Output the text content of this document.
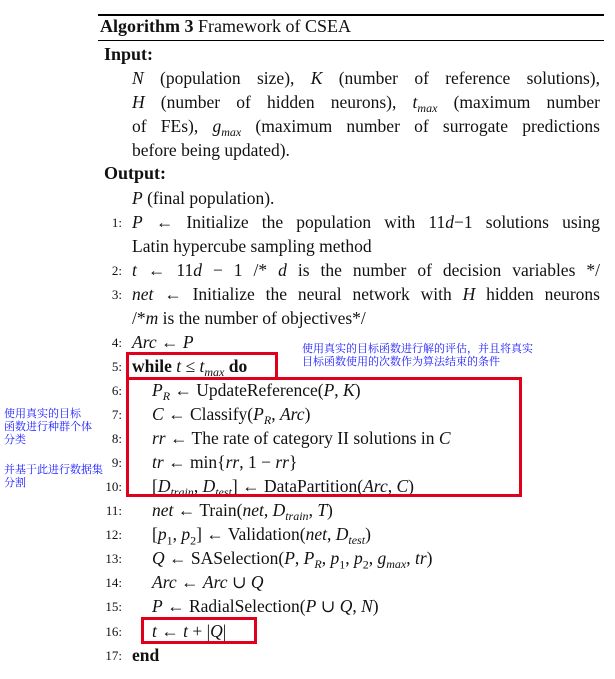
Algorithm 3 Framework of CSEA
Input:
N (population size), K (number of reference solutions),
H (number of hidden neurons), $t_{max}$ (maximum number
of FEs), $g_{max}$ (maximum number of surrogate predictions
before being updated).
Output:
P (final population).
1: P ← Initialize the population with 11d−1 solutions using
Latin hypercube sampling method
2: t ← 11d − 1 /* d is the number of decision variables */
3: net ← Initialize the neural network with H hidden neurons
/*m is the number of objectives*/
4: Arc ← P
5: while $t \le t_{max}$ do
6: $P_R$ ← UpdateReference(P, K)
7: C ← $Classify(P_R$, Arc)
8: rr ← The rate of category II solutions in C
9: tr ← min{rr, 1 − rr}
10: [$D_{train}$, $D_{test}$] ← DataPartition(Arc, C)
11: net ← Train(net, $D_{train}$, T)
12: [$p_1$, $p_2$] ← Validation(net, $D_{test}$)
13: Q ← SASelection(P, $P_R$, $p_1$, $p_2$, $g_{max}$, tr)
14: Arc ← Arc ∪ Q
15: P ← RadialSelection(P ∪ Q, N)
16: t ← t + |Q|
17: end
使用真实的目标函数进行解的评估，并且将真实
目标函数使用的次数作为算法结束的条件
使用真实的目标
函数进行种群个体
分类
并基于此进行数据集
分割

━━━━━━

### Instructions for the task
Pull out all lines from the entries above in which the word "Initialize" appears.

### Exercise answer
1: P ← Initialize the population with 11d−1 solutions using
3: net ← Initialize the neural network with H hidden neurons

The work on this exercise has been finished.